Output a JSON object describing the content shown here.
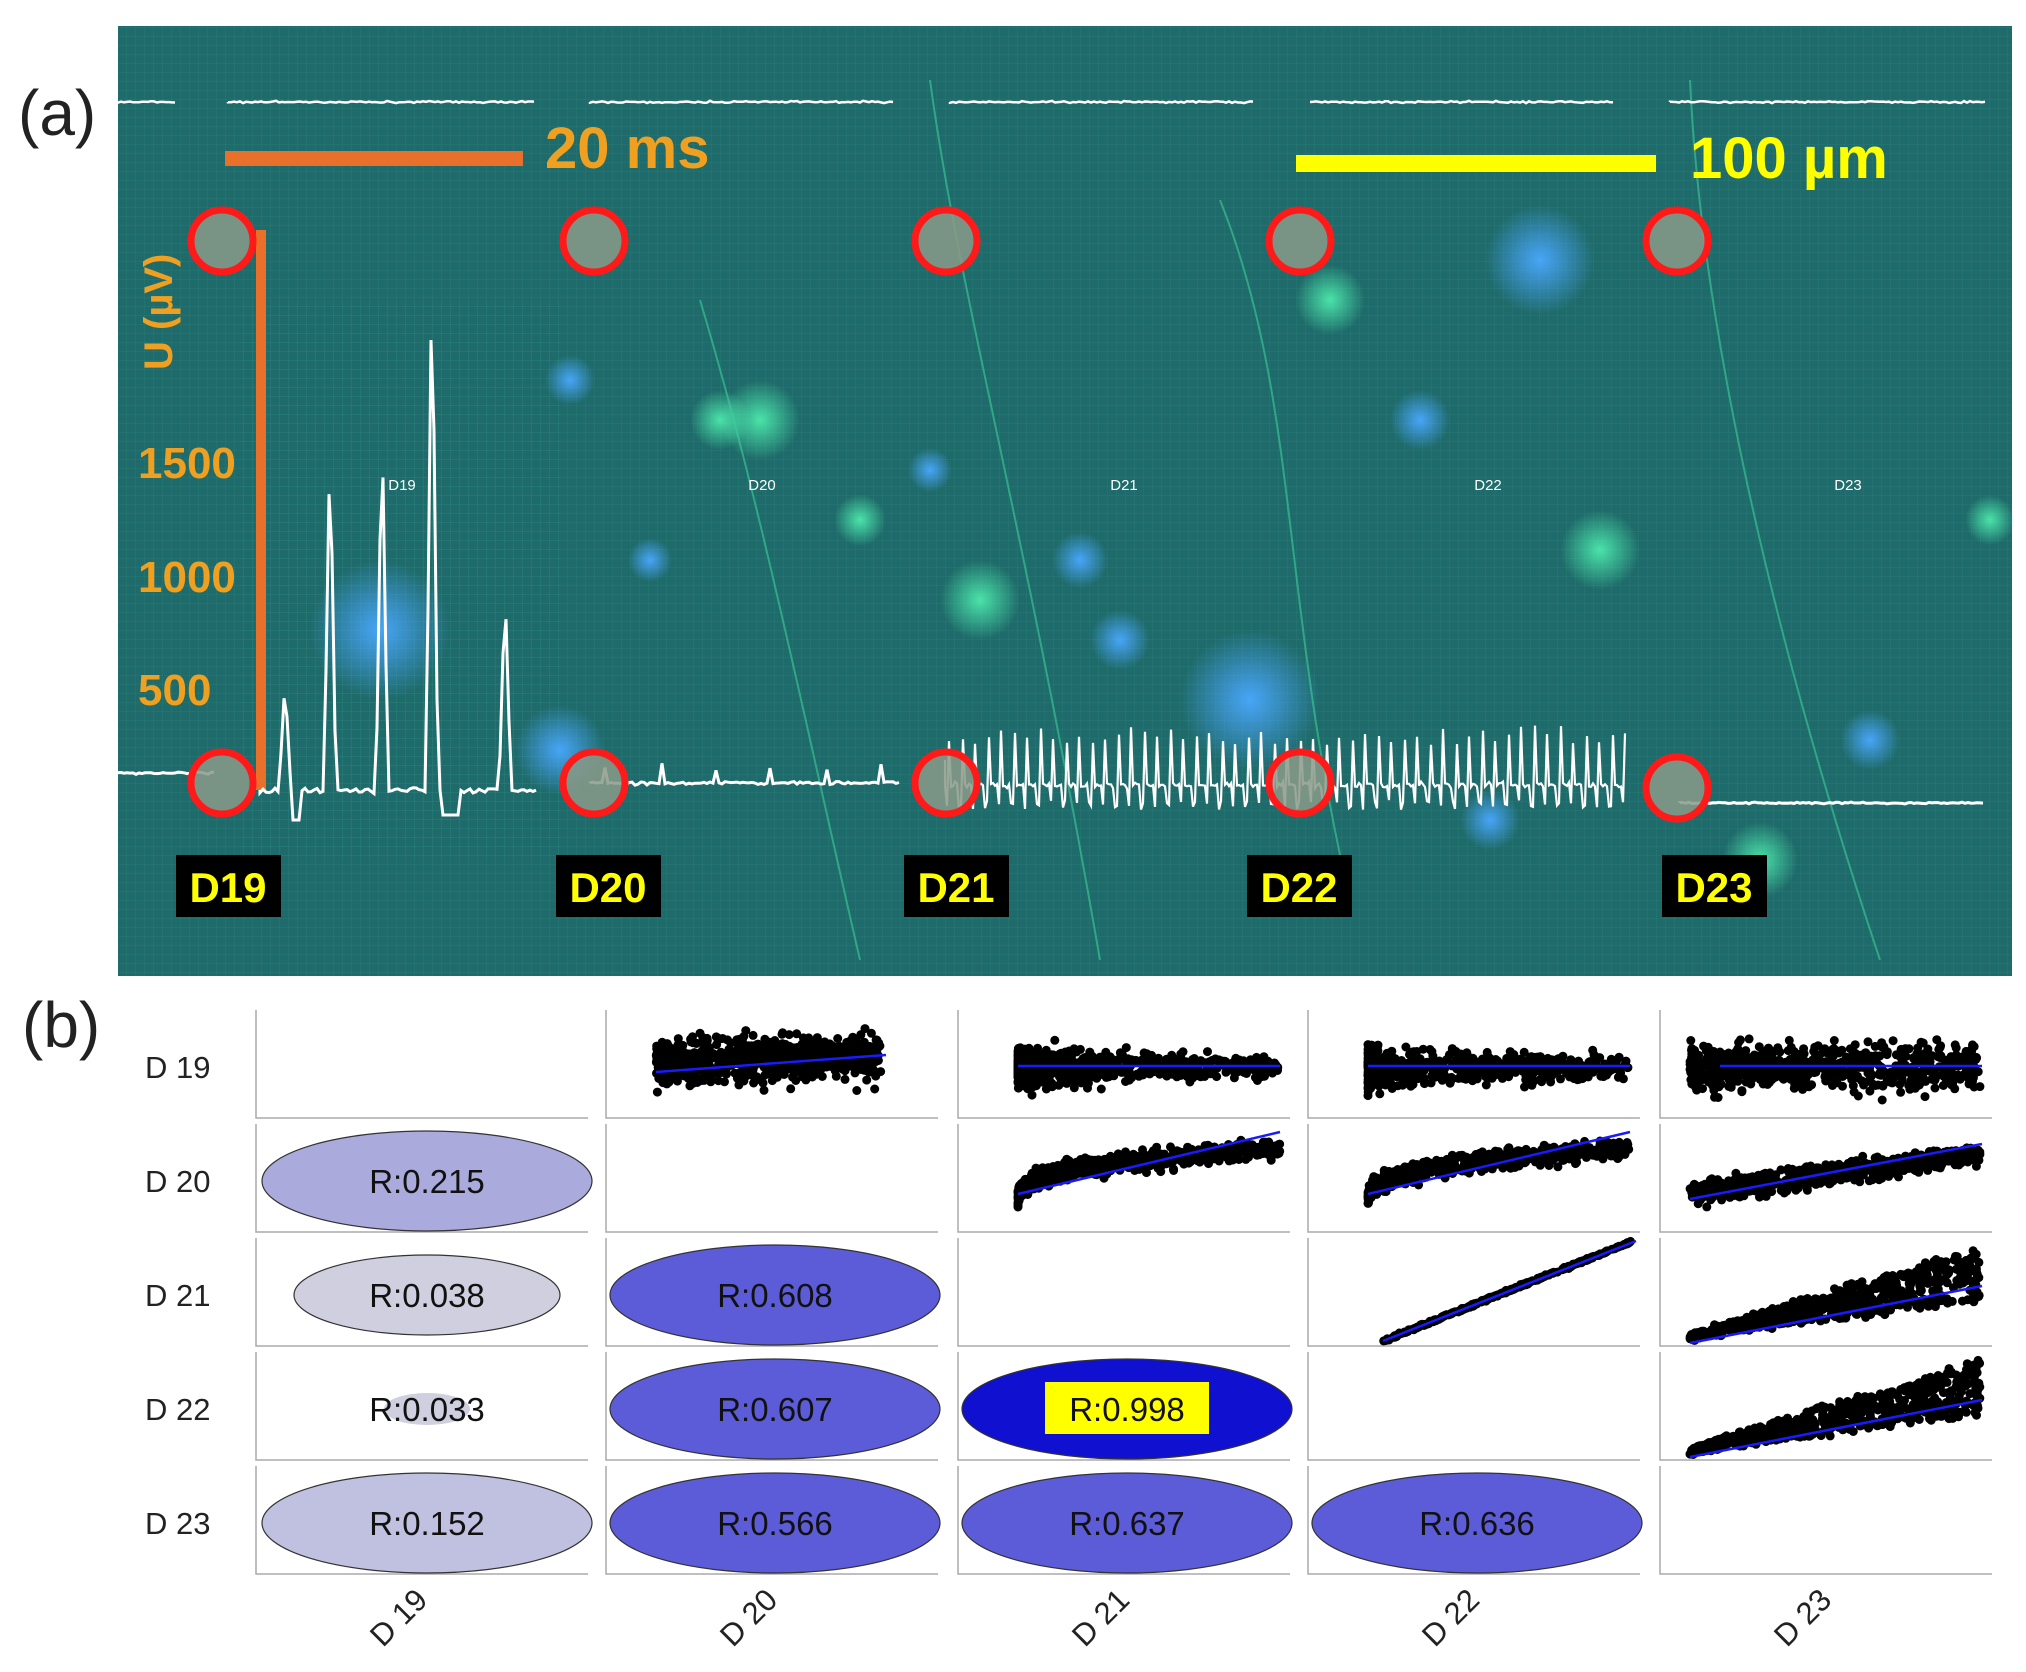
{
  "panel_a": {
    "label": "(a)",
    "scale_time": "20 ms",
    "scale_length": "100 µm",
    "y_axis_title": "U (µV)",
    "y_ticks": [
      "1500",
      "1000",
      "500"
    ],
    "electrodes": [
      "D19",
      "D20",
      "D21",
      "D22",
      "D23"
    ],
    "trace_labels": [
      "D19",
      "D20",
      "D21",
      "D22",
      "D23"
    ],
    "colors": {
      "scale_time": "#e8702a",
      "scale_length": "#ffff00",
      "electrode_ring": "#ff1a1a",
      "trace": "#ffffff",
      "background": "#1f6a6a"
    }
  },
  "chart_data": {
    "type": "table",
    "panel_label": "(b)",
    "row_labels": [
      "D 19",
      "D 20",
      "D 21",
      "D 22",
      "D 23"
    ],
    "col_labels": [
      "D 19",
      "D 20",
      "D 21",
      "D 22",
      "D 23"
    ],
    "correlations": [
      {
        "row": 1,
        "col": 0,
        "label": "R:0.215",
        "r": 0.215
      },
      {
        "row": 2,
        "col": 0,
        "label": "R:0.038",
        "r": 0.038
      },
      {
        "row": 3,
        "col": 0,
        "label": "R:0.033",
        "r": 0.033
      },
      {
        "row": 4,
        "col": 0,
        "label": "R:0.152",
        "r": 0.152
      },
      {
        "row": 2,
        "col": 1,
        "label": "R:0.608",
        "r": 0.608
      },
      {
        "row": 3,
        "col": 1,
        "label": "R:0.607",
        "r": 0.607
      },
      {
        "row": 4,
        "col": 1,
        "label": "R:0.566",
        "r": 0.566
      },
      {
        "row": 3,
        "col": 2,
        "label": "R:0.998",
        "r": 0.998,
        "highlight": true
      },
      {
        "row": 4,
        "col": 2,
        "label": "R:0.637",
        "r": 0.637
      },
      {
        "row": 4,
        "col": 3,
        "label": "R:0.636",
        "r": 0.636
      }
    ],
    "scatter_cells": [
      {
        "row": 0,
        "col": 1
      },
      {
        "row": 0,
        "col": 2
      },
      {
        "row": 0,
        "col": 3
      },
      {
        "row": 0,
        "col": 4
      },
      {
        "row": 1,
        "col": 2
      },
      {
        "row": 1,
        "col": 3
      },
      {
        "row": 1,
        "col": 4
      },
      {
        "row": 2,
        "col": 3
      },
      {
        "row": 2,
        "col": 4
      },
      {
        "row": 3,
        "col": 4
      }
    ],
    "colors": {
      "strong": "#1010d0",
      "medium": "#5c5cd8",
      "weak": "#b8b8e0",
      "fit_line": "#1a1aff",
      "points": "#000000",
      "highlight": "#ffff00"
    }
  }
}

+ + + +

Leaving aside the images, write out the entries above word for word.

Output a JSON object describing the content shown here.
{
  "panel_a": {
    "label": "(a)",
    "scale_time": "20 ms",
    "scale_length": "100 µm",
    "y_axis_title": "U (µV)",
    "y_ticks": [
      "1500",
      "1000",
      "500"
    ],
    "electrodes": [
      "D19",
      "D20",
      "D21",
      "D22",
      "D23"
    ],
    "trace_labels": [
      "D19",
      "D20",
      "D21",
      "D22",
      "D23"
    ],
    "colors": {
      "scale_time": "#e8702a",
      "scale_length": "#ffff00",
      "electrode_ring": "#ff1a1a",
      "trace": "#ffffff",
      "background": "#1f6a6a"
    }
  },
  "chart_data": {
    "type": "table",
    "panel_label": "(b)",
    "row_labels": [
      "D 19",
      "D 20",
      "D 21",
      "D 22",
      "D 23"
    ],
    "col_labels": [
      "D 19",
      "D 20",
      "D 21",
      "D 22",
      "D 23"
    ],
    "correlations": [
      {
        "row": 1,
        "col": 0,
        "label": "R:0.215",
        "r": 0.215
      },
      {
        "row": 2,
        "col": 0,
        "label": "R:0.038",
        "r": 0.038
      },
      {
        "row": 3,
        "col": 0,
        "label": "R:0.033",
        "r": 0.033
      },
      {
        "row": 4,
        "col": 0,
        "label": "R:0.152",
        "r": 0.152
      },
      {
        "row": 2,
        "col": 1,
        "label": "R:0.608",
        "r": 0.608
      },
      {
        "row": 3,
        "col": 1,
        "label": "R:0.607",
        "r": 0.607
      },
      {
        "row": 4,
        "col": 1,
        "label": "R:0.566",
        "r": 0.566
      },
      {
        "row": 3,
        "col": 2,
        "label": "R:0.998",
        "r": 0.998,
        "highlight": true
      },
      {
        "row": 4,
        "col": 2,
        "label": "R:0.637",
        "r": 0.637
      },
      {
        "row": 4,
        "col": 3,
        "label": "R:0.636",
        "r": 0.636
      }
    ],
    "scatter_cells": [
      {
        "row": 0,
        "col": 1
      },
      {
        "row": 0,
        "col": 2
      },
      {
        "row": 0,
        "col": 3
      },
      {
        "row": 0,
        "col": 4
      },
      {
        "row": 1,
        "col": 2
      },
      {
        "row": 1,
        "col": 3
      },
      {
        "row": 1,
        "col": 4
      },
      {
        "row": 2,
        "col": 3
      },
      {
        "row": 2,
        "col": 4
      },
      {
        "row": 3,
        "col": 4
      }
    ],
    "colors": {
      "strong": "#1010d0",
      "medium": "#5c5cd8",
      "weak": "#b8b8e0",
      "fit_line": "#1a1aff",
      "points": "#000000",
      "highlight": "#ffff00"
    }
  }
}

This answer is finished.